* Stated task
In the data below, find the line containing "Enumerate this screenshot's"; reproduce that line and all subsequent lines exactly, and nothing else.

* Information shown
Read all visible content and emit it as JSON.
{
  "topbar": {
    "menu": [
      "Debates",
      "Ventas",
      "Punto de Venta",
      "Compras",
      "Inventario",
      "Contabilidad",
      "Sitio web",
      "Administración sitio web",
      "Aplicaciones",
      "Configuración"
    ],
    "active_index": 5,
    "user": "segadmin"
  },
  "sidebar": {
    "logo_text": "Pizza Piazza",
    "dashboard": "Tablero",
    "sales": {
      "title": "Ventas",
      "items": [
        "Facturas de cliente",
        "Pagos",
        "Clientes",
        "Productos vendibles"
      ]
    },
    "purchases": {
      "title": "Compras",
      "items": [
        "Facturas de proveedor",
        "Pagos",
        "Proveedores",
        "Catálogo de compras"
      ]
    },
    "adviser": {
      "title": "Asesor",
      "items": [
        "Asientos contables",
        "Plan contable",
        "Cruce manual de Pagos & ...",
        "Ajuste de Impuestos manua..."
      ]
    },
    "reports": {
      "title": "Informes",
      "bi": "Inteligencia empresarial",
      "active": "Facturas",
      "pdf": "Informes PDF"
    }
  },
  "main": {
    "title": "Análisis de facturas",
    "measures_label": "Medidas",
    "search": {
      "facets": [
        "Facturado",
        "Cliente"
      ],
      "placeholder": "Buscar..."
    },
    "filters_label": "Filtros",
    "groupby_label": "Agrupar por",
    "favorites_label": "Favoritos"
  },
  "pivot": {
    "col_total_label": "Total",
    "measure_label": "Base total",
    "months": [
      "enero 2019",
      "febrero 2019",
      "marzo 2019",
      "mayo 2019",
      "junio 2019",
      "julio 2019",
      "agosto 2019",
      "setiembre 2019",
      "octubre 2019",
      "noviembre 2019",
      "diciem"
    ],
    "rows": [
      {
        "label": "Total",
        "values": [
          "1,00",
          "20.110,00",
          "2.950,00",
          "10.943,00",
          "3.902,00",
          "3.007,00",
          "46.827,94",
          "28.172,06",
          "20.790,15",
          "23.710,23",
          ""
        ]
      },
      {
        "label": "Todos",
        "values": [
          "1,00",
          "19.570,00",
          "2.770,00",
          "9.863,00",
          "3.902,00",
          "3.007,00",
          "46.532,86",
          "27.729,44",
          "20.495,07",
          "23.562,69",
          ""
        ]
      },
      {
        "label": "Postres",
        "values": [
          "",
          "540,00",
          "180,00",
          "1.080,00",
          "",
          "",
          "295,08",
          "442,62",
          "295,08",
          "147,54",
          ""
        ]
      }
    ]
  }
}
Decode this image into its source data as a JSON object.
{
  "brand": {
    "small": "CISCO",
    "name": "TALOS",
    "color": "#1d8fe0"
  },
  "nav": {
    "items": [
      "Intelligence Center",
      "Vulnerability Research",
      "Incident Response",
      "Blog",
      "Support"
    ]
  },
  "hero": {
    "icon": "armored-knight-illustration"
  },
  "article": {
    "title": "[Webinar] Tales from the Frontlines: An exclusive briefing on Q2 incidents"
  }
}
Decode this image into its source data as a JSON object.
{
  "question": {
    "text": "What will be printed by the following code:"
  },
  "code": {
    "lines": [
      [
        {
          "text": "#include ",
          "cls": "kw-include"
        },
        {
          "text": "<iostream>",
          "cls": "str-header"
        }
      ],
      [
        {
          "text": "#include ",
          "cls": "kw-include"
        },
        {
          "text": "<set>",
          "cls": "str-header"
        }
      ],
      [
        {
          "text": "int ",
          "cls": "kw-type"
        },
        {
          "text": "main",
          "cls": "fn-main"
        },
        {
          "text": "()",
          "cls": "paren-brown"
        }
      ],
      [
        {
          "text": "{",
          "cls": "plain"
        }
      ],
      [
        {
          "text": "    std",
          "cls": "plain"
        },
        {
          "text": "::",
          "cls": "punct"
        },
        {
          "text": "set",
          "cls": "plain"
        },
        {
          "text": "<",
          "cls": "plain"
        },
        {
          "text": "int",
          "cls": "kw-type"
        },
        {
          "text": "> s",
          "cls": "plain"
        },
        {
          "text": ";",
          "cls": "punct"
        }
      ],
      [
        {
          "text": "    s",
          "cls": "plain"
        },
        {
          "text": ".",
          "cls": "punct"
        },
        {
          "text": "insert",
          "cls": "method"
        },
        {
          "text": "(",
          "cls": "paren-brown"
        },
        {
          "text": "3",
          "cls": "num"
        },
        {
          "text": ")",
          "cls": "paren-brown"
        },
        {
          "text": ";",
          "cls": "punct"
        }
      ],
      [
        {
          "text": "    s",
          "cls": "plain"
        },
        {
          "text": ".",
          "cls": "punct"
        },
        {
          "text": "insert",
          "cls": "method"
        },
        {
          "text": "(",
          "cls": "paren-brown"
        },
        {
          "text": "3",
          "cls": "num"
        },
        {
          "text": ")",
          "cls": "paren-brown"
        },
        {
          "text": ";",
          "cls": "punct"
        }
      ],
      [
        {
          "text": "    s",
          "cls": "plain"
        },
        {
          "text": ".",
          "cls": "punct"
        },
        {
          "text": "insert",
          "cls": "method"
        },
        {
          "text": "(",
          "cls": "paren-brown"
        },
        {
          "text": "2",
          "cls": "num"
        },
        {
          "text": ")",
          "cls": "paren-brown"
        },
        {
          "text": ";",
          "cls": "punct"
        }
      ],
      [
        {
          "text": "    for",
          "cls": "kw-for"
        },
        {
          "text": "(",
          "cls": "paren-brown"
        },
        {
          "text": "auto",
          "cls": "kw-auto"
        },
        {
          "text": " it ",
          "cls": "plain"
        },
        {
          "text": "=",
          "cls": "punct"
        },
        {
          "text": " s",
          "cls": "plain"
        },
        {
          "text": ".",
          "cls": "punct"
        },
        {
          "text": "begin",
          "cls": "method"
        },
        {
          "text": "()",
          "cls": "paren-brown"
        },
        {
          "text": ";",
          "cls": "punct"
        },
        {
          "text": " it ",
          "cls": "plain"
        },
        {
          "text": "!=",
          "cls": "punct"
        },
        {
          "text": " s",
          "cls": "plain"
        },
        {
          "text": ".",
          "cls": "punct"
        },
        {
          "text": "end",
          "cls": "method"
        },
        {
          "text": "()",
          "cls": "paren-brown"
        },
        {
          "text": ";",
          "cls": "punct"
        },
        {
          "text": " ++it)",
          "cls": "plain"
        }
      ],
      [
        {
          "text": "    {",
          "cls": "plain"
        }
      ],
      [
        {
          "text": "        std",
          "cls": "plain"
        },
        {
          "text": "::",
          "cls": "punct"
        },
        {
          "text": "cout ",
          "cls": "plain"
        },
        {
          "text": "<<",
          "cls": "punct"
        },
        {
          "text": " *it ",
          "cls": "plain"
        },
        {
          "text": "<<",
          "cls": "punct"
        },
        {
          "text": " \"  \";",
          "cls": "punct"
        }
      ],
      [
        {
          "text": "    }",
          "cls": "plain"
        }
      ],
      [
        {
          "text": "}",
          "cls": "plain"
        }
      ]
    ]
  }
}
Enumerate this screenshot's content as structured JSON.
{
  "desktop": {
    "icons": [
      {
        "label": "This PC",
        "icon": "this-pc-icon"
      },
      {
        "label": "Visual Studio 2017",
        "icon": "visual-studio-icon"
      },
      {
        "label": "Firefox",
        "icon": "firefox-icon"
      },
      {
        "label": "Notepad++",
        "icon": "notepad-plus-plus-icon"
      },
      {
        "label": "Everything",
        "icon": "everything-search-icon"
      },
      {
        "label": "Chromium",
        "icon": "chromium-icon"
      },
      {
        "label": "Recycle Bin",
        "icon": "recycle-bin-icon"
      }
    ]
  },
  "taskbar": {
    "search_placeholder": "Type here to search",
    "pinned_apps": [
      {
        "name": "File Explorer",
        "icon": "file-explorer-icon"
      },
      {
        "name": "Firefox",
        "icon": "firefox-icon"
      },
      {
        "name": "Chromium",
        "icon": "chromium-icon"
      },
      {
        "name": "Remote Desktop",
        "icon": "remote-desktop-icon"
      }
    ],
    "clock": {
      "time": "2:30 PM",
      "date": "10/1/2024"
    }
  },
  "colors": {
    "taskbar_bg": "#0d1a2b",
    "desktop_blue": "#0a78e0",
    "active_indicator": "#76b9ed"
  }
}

* Output of the exercise
Enumerate this screenshot's content as structured JSON.
{
  "desktop": {
    "icons": [
      {
        "label": "This PC",
        "icon": "this-pc-icon"
      },
      {
        "label": "Visual Studio 2017",
        "icon": "visual-studio-icon"
      },
      {
        "label": "Firefox",
        "icon": "firefox-icon"
      },
      {
        "label": "Notepad++",
        "icon": "notepad-plus-plus-icon"
      },
      {
        "label": "Everything",
        "icon": "everything-search-icon"
      },
      {
        "label": "Chromium",
        "icon": "chromium-icon"
      },
      {
        "label": "Recycle Bin",
        "icon": "recycle-bin-icon"
      }
    ]
  },
  "taskbar": {
    "search_placeholder": "Type here to search",
    "pinned_apps": [
      {
        "name": "File Explorer",
        "icon": "file-explorer-icon"
      },
      {
        "name": "Firefox",
        "icon": "firefox-icon"
      },
      {
        "name": "Chromium",
        "icon": "chromium-icon"
      },
      {
        "name": "Remote Desktop",
        "icon": "remote-desktop-icon"
      }
    ],
    "clock": {
      "time": "2:30 PM",
      "date": "10/1/2024"
    }
  },
  "colors": {
    "taskbar_bg": "#0d1a2b",
    "desktop_blue": "#0a78e0",
    "active_indicator": "#76b9ed"
  }
}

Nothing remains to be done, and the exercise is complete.